- **PROBLEM TO SOLVE**
Transcribe every record that appears below, exactly and in full.

☆ ☆ ☆ ☆ ☆

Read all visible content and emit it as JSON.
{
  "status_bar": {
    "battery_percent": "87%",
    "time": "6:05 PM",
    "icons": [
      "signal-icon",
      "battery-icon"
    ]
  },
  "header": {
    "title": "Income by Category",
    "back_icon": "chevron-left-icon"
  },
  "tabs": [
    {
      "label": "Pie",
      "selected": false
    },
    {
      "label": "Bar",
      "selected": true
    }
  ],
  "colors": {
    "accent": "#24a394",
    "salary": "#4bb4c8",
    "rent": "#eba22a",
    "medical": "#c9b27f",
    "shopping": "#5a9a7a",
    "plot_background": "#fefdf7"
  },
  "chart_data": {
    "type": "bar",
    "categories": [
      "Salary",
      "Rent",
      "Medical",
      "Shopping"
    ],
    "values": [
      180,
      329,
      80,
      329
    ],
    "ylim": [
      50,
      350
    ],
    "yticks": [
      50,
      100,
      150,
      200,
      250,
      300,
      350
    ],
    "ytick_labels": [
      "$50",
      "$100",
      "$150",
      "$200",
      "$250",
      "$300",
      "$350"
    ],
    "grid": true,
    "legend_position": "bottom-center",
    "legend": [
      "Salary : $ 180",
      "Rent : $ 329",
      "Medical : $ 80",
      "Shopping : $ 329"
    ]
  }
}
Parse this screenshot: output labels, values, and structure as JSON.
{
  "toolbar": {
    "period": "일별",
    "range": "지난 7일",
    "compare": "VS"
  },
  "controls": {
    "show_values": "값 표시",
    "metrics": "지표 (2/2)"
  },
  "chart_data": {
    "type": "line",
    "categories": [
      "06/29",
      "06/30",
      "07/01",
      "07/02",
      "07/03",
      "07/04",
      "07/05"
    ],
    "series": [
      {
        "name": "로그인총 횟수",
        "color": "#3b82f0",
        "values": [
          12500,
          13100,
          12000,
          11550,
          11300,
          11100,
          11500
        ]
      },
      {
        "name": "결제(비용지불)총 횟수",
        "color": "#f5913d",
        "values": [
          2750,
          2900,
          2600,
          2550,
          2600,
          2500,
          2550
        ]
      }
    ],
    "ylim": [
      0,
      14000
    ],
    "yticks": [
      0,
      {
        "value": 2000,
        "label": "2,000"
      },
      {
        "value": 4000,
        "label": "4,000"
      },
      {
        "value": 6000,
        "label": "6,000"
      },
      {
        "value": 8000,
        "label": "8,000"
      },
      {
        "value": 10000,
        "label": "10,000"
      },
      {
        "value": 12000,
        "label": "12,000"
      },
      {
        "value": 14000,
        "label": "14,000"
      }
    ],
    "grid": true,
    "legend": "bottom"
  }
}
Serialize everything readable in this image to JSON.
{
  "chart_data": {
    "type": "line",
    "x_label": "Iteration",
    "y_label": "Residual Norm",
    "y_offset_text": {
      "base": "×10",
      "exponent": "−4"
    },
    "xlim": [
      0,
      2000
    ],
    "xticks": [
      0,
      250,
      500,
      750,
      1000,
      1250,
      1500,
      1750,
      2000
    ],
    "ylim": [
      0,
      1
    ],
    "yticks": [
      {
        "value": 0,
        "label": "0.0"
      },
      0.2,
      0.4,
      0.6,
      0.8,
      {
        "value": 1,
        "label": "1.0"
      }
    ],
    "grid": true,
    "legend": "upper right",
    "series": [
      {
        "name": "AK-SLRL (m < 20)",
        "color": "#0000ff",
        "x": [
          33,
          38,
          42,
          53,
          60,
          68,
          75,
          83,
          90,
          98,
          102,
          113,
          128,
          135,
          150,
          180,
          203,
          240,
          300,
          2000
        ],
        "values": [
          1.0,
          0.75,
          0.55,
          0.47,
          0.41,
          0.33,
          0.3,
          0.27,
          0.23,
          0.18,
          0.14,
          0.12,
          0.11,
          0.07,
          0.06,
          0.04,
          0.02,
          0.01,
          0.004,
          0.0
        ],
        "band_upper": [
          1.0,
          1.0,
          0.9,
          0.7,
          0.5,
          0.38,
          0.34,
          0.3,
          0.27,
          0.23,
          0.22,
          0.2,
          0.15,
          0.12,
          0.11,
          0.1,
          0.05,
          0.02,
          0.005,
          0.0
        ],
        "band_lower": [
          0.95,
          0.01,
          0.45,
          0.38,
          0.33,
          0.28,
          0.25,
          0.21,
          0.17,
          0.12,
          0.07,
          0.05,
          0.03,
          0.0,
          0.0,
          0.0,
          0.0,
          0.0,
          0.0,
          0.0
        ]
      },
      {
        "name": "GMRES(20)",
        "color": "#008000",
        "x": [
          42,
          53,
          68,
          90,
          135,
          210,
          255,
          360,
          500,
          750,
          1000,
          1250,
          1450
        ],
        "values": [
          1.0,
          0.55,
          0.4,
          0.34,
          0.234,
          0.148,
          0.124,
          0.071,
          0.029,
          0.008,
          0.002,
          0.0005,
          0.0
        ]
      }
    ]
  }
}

☆ ☆ ☆ ☆ ☆

- **COMPLETE RESPONSE**
Read all visible content and emit it as JSON.
{
  "status_bar": {
    "battery_percent": "87%",
    "time": "6:05 PM",
    "icons": [
      "signal-icon",
      "battery-icon"
    ]
  },
  "header": {
    "title": "Income by Category",
    "back_icon": "chevron-left-icon"
  },
  "tabs": [
    {
      "label": "Pie",
      "selected": false
    },
    {
      "label": "Bar",
      "selected": true
    }
  ],
  "colors": {
    "accent": "#24a394",
    "salary": "#4bb4c8",
    "rent": "#eba22a",
    "medical": "#c9b27f",
    "shopping": "#5a9a7a",
    "plot_background": "#fefdf7"
  },
  "chart_data": {
    "type": "bar",
    "categories": [
      "Salary",
      "Rent",
      "Medical",
      "Shopping"
    ],
    "values": [
      180,
      329,
      80,
      329
    ],
    "ylim": [
      50,
      350
    ],
    "yticks": [
      50,
      100,
      150,
      200,
      250,
      300,
      350
    ],
    "ytick_labels": [
      "$50",
      "$100",
      "$150",
      "$200",
      "$250",
      "$300",
      "$350"
    ],
    "grid": true,
    "legend_position": "bottom-center",
    "legend": [
      "Salary : $ 180",
      "Rent : $ 329",
      "Medical : $ 80",
      "Shopping : $ 329"
    ]
  }
}
Parse this screenshot: output labels, values, and structure as JSON.
{
  "toolbar": {
    "period": "일별",
    "range": "지난 7일",
    "compare": "VS"
  },
  "controls": {
    "show_values": "값 표시",
    "metrics": "지표 (2/2)"
  },
  "chart_data": {
    "type": "line",
    "categories": [
      "06/29",
      "06/30",
      "07/01",
      "07/02",
      "07/03",
      "07/04",
      "07/05"
    ],
    "series": [
      {
        "name": "로그인총 횟수",
        "color": "#3b82f0",
        "values": [
          12500,
          13100,
          12000,
          11550,
          11300,
          11100,
          11500
        ]
      },
      {
        "name": "결제(비용지불)총 횟수",
        "color": "#f5913d",
        "values": [
          2750,
          2900,
          2600,
          2550,
          2600,
          2500,
          2550
        ]
      }
    ],
    "ylim": [
      0,
      14000
    ],
    "yticks": [
      0,
      {
        "value": 2000,
        "label": "2,000"
      },
      {
        "value": 4000,
        "label": "4,000"
      },
      {
        "value": 6000,
        "label": "6,000"
      },
      {
        "value": 8000,
        "label": "8,000"
      },
      {
        "value": 10000,
        "label": "10,000"
      },
      {
        "value": 12000,
        "label": "12,000"
      },
      {
        "value": 14000,
        "label": "14,000"
      }
    ],
    "grid": true,
    "legend": "bottom"
  }
}
Serialize everything readable in this image to JSON.
{
  "chart_data": {
    "type": "line",
    "x_label": "Iteration",
    "y_label": "Residual Norm",
    "y_offset_text": {
      "base": "×10",
      "exponent": "−4"
    },
    "xlim": [
      0,
      2000
    ],
    "xticks": [
      0,
      250,
      500,
      750,
      1000,
      1250,
      1500,
      1750,
      2000
    ],
    "ylim": [
      0,
      1
    ],
    "yticks": [
      {
        "value": 0,
        "label": "0.0"
      },
      0.2,
      0.4,
      0.6,
      0.8,
      {
        "value": 1,
        "label": "1.0"
      }
    ],
    "grid": true,
    "legend": "upper right",
    "series": [
      {
        "name": "AK-SLRL (m < 20)",
        "color": "#0000ff",
        "x": [
          33,
          38,
          42,
          53,
          60,
          68,
          75,
          83,
          90,
          98,
          102,
          113,
          128,
          135,
          150,
          180,
          203,
          240,
          300,
          2000
        ],
        "values": [
          1.0,
          0.75,
          0.55,
          0.47,
          0.41,
          0.33,
          0.3,
          0.27,
          0.23,
          0.18,
          0.14,
          0.12,
          0.11,
          0.07,
          0.06,
          0.04,
          0.02,
          0.01,
          0.004,
          0.0
        ],
        "band_upper": [
          1.0,
          1.0,
          0.9,
          0.7,
          0.5,
          0.38,
          0.34,
          0.3,
          0.27,
          0.23,
          0.22,
          0.2,
          0.15,
          0.12,
          0.11,
          0.1,
          0.05,
          0.02,
          0.005,
          0.0
        ],
        "band_lower": [
          0.95,
          0.01,
          0.45,
          0.38,
          0.33,
          0.28,
          0.25,
          0.21,
          0.17,
          0.12,
          0.07,
          0.05,
          0.03,
          0.0,
          0.0,
          0.0,
          0.0,
          0.0,
          0.0,
          0.0
        ]
      },
      {
        "name": "GMRES(20)",
        "color": "#008000",
        "x": [
          42,
          53,
          68,
          90,
          135,
          210,
          255,
          360,
          500,
          750,
          1000,
          1250,
          1450
        ],
        "values": [
          1.0,
          0.55,
          0.4,
          0.34,
          0.234,
          0.148,
          0.124,
          0.071,
          0.029,
          0.008,
          0.002,
          0.0005,
          0.0
        ]
      }
    ]
  }
}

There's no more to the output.